**WORK INSTRUCTIONS**:
Return all lines with the word "производства" in them.

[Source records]
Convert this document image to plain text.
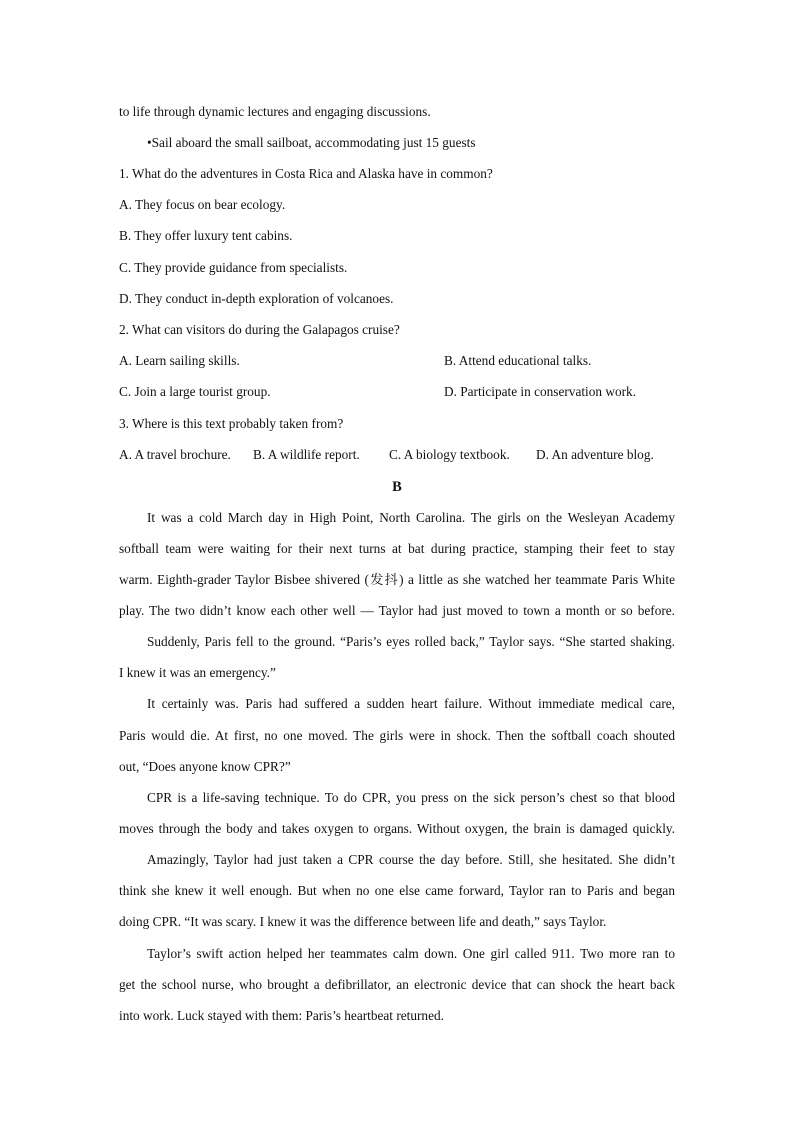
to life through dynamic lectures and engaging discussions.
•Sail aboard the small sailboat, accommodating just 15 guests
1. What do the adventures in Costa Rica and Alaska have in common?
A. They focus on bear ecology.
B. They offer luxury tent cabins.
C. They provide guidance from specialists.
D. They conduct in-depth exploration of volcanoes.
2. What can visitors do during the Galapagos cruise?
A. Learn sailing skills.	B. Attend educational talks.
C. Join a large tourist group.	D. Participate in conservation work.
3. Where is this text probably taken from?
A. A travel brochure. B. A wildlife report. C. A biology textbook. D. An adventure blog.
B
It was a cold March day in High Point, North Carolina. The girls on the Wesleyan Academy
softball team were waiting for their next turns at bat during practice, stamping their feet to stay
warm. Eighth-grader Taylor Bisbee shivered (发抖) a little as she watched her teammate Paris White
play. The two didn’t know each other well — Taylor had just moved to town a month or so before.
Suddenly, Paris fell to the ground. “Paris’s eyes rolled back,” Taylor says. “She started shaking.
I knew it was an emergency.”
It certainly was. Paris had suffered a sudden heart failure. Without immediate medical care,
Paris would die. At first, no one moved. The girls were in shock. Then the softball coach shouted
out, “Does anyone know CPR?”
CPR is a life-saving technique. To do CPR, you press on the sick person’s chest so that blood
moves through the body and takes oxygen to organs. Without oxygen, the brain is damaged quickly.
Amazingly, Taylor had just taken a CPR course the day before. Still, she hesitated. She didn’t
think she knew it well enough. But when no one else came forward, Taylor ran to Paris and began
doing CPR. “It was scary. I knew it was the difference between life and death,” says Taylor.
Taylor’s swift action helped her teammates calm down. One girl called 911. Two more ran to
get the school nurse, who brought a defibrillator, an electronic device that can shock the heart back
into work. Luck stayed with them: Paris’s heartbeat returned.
---
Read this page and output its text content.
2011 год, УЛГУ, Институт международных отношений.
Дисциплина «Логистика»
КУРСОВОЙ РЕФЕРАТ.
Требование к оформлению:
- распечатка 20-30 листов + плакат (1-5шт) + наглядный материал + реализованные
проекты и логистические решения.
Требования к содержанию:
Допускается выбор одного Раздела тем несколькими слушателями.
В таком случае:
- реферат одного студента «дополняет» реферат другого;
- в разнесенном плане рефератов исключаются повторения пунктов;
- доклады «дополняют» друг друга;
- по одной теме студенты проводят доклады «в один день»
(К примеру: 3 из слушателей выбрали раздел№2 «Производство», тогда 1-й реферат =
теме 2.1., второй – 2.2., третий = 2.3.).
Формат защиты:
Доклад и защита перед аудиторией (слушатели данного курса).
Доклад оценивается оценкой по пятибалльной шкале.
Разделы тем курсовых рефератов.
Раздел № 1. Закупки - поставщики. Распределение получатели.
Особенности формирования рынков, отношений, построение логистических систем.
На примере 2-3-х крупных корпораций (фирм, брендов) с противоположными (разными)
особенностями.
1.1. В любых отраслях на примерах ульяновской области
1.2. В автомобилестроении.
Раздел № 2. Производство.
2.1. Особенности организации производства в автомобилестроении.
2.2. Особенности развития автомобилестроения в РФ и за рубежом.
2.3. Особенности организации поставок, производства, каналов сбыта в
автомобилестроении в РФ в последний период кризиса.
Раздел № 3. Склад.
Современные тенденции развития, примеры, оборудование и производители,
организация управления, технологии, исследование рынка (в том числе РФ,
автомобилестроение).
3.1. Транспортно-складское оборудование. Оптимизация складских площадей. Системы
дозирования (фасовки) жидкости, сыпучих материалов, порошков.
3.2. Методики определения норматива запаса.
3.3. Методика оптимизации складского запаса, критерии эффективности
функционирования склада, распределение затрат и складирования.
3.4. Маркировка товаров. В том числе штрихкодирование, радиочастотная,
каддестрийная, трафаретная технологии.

**SOLUTION**:
2.1. Особенности организации производства в автомобилестроении.
2.3. Особенности организации поставок, производства, каналов сбыта в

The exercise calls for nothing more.